▸ **DATA SHOWN**

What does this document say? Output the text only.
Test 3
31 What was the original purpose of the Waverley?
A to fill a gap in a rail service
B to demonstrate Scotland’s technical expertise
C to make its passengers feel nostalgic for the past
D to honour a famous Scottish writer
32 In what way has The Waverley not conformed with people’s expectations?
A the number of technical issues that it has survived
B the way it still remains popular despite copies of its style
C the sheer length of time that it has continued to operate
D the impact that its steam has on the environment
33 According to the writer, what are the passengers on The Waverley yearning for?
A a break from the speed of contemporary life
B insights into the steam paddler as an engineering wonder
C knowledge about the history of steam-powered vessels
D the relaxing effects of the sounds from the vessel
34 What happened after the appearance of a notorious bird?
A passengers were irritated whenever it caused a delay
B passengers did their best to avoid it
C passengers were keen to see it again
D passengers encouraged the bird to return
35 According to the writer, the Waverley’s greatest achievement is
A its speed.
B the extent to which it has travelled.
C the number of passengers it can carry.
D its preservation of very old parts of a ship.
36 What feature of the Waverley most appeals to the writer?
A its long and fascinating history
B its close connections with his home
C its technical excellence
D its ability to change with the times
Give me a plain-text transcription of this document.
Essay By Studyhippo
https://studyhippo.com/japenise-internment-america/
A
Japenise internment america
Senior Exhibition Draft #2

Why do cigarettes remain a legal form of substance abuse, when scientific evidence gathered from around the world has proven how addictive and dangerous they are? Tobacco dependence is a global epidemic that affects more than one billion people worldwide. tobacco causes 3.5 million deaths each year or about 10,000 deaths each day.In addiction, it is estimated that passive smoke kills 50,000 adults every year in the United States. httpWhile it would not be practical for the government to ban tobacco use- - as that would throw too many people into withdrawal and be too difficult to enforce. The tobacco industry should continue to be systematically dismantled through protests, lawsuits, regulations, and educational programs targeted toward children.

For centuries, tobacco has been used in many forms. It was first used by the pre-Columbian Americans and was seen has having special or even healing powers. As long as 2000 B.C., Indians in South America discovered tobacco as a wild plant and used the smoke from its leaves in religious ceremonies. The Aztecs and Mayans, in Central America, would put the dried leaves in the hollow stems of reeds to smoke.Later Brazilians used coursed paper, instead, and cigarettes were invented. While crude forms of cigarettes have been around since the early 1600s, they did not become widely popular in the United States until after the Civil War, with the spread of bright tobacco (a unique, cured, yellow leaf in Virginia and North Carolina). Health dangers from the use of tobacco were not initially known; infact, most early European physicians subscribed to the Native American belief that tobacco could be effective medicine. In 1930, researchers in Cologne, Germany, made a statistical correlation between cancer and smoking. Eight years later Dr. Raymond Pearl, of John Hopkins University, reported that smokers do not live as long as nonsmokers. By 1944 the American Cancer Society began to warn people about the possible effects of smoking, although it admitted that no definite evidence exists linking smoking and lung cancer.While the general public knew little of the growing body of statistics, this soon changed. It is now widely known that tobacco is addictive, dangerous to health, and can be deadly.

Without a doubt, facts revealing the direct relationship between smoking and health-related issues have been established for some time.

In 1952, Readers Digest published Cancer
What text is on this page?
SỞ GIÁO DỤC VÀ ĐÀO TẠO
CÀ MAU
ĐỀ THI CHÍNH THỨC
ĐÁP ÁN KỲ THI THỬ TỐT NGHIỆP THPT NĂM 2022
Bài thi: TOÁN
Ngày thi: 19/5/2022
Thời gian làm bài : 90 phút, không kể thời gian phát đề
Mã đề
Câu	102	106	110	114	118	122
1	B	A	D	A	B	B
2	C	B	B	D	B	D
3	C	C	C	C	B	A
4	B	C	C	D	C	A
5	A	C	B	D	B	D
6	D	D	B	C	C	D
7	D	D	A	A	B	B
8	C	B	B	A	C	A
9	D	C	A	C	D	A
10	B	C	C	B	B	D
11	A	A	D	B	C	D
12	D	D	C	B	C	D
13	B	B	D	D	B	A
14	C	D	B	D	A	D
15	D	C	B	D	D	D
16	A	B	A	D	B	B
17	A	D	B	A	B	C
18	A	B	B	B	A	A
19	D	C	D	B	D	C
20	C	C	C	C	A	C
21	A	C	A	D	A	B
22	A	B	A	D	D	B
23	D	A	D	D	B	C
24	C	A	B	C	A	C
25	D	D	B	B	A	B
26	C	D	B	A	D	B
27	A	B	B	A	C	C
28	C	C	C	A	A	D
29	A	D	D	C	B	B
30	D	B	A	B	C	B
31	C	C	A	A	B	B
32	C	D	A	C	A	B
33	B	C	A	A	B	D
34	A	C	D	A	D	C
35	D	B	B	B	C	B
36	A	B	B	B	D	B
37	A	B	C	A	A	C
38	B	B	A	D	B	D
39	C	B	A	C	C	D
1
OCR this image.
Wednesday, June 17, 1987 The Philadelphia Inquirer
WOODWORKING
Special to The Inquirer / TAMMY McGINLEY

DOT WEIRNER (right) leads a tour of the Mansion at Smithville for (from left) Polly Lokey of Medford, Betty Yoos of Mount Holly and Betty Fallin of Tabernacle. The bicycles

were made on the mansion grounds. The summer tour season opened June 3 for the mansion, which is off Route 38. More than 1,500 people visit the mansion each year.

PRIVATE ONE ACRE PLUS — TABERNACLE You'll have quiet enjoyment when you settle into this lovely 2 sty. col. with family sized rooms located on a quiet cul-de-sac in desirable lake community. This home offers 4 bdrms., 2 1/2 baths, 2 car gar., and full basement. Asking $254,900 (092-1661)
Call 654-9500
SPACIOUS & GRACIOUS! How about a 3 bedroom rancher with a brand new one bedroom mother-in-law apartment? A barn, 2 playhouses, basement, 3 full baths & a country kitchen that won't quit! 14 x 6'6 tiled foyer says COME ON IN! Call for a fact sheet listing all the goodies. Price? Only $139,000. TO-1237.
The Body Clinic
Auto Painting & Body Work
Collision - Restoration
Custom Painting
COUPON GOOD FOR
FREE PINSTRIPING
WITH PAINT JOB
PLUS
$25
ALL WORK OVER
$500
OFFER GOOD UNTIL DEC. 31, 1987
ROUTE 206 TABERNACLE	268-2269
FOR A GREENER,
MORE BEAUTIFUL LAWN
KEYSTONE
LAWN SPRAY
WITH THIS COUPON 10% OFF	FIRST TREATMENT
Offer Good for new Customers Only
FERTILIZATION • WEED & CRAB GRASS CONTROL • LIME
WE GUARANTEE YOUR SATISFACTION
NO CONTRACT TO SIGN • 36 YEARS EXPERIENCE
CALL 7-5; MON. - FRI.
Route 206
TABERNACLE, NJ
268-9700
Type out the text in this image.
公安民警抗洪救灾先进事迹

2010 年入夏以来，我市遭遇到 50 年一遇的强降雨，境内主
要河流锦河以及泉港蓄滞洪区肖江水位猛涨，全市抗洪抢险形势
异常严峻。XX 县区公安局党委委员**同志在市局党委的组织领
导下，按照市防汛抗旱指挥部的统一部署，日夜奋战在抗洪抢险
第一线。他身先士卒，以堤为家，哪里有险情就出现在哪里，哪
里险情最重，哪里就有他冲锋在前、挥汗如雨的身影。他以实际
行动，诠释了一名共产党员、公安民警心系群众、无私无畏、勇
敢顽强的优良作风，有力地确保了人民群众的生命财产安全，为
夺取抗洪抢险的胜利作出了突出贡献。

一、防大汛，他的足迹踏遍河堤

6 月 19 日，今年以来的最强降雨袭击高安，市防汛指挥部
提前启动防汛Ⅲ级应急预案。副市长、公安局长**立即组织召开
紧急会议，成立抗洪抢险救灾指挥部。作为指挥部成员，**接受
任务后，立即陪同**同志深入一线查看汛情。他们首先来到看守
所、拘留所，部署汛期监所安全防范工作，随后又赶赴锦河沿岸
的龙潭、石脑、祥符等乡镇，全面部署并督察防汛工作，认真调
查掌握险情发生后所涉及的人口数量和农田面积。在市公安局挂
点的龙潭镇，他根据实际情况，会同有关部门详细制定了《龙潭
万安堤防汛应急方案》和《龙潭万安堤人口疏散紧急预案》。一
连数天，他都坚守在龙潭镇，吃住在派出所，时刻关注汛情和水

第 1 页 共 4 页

▸ **EXERCISE**
Locate the word "internment" in the entries, and copy every line where it is found.

▸ **ANSWER TO THE PROBLEM**
https://studyhippo.com/japenise-internment-america/
Japenise internment america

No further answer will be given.